### REQUIREMENT
Where a line contains the string "software", copy that line.

==============================

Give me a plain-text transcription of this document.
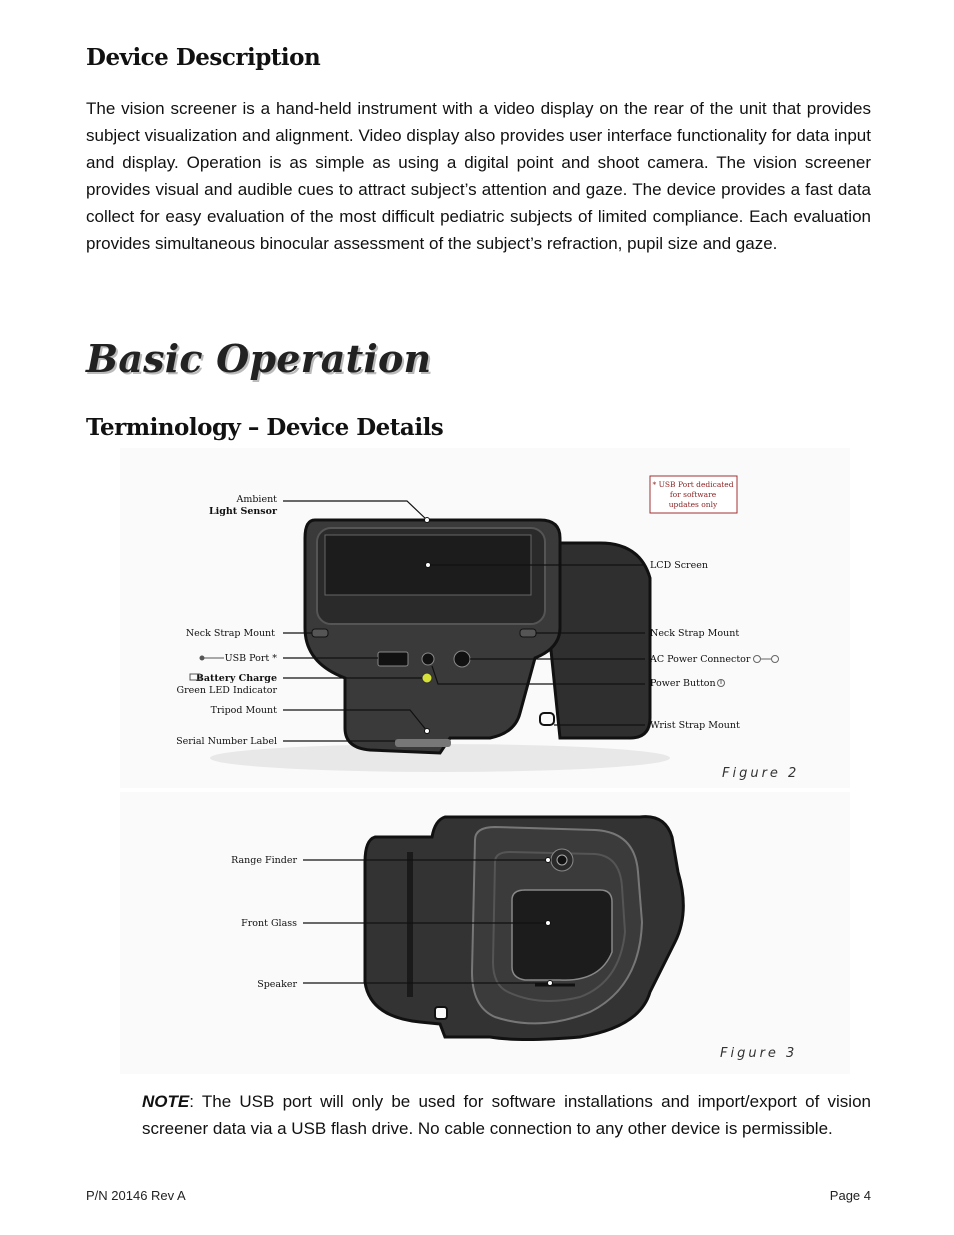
Device Description

The vision screener is a hand-held instrument with a video display on the rear of the unit that provides subject visualization and alignment. Video display also provides user interface functionality for data input and display. Operation is as simple as using a digital point and shoot camera. The vision screener provides visual and audible cues to attract subject’s attention and gaze. The device provides a fast data collect for easy evaluation of the most difficult pediatric subjects of limited compliance. Each evaluation provides simultaneous binocular assessment of the subject’s refraction, pupil size and gaze.

Basic Operation
Terminology – Device Details
* USB Port dedicated
for software
updates only
Ambient
Light Sensor
Neck Strap Mount
USB Port *
Battery Charge
Green LED Indicator
Tripod Mount
Serial Number Label
LCD Screen
Neck Strap Mount
AC Power Connector
Power Button
Wrist Strap Mount
Figure 2
Range Finder
Front Glass
Speaker
Figure 3

NOTE: The USB port will only be used for software installations and import/export of vision screener data via a USB flash drive. No cable connection to any other device is permissible.

P/N 20146 Rev A	Page 4
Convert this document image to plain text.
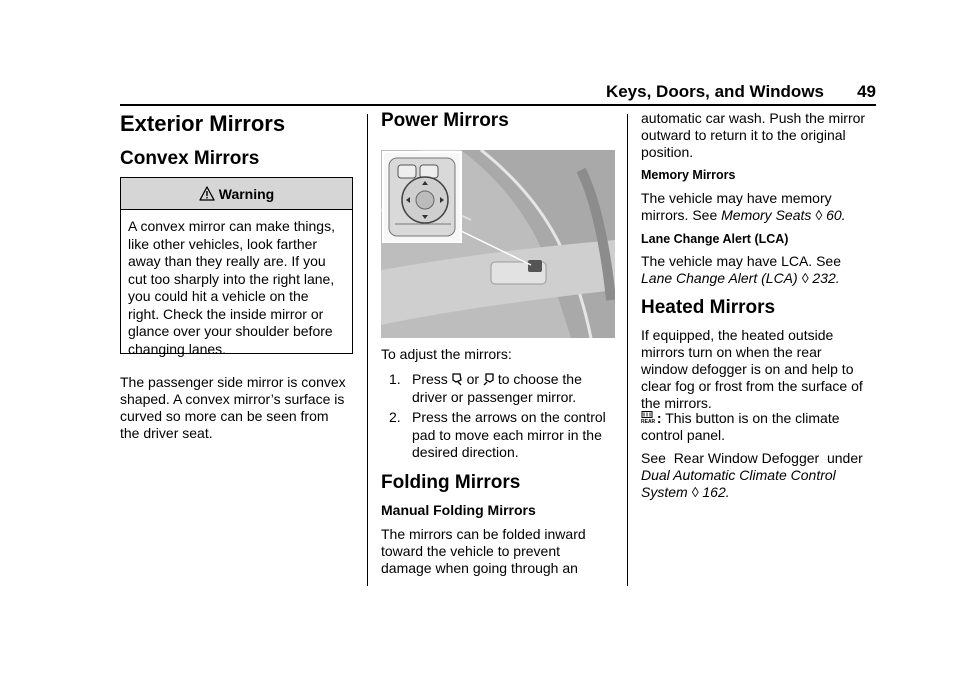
Keys, Doors, and Windows 49
Exterior Mirrors
Convex Mirrors
Warning
A convex mirror can make things,
like other vehicles, look farther
away than they really are. If you
cut too sharply into the right lane,
you could hit a vehicle on the
right. Check the inside mirror or
glance over your shoulder before
changing lanes.

The passenger side mirror is convex

shaped. A convex mirror’s surface is

curved so more can be seen from

the driver seat.

Power Mirrors

To adjust the mirrors:

1. Press or to choose the
driver or passenger mirror.
2. Press the arrows on the control
pad to move each mirror in the
desired direction.
Folding Mirrors
Manual Folding Mirrors

The mirrors can be folded inward

toward the vehicle to prevent

damage when going through an

automatic car wash. Push the mirror

outward to return it to the original

position.

Memory Mirrors

The vehicle may have memory

mirrors. See Memory Seats ◊ 60.

Lane Change Alert (LCA)

The vehicle may have LCA. See

Lane Change Alert (LCA) ◊ 232.

Heated Mirrors

If equipped, the heated outside

mirrors turn on when the rear

window defogger is on and help to

clear fog or frost from the surface of

the mirrors.

REAR : This button is on the climate

control panel.

See  Rear Window Defogger  under

Dual Automatic Climate Control

System ◊ 162.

==============================

### SOLUTION TO THE EXERCISE
for software
NOTE: The USB port will only be used for software installations and import/export of vision screener data via a USB flash drive. No cable connection to any other device is permissible.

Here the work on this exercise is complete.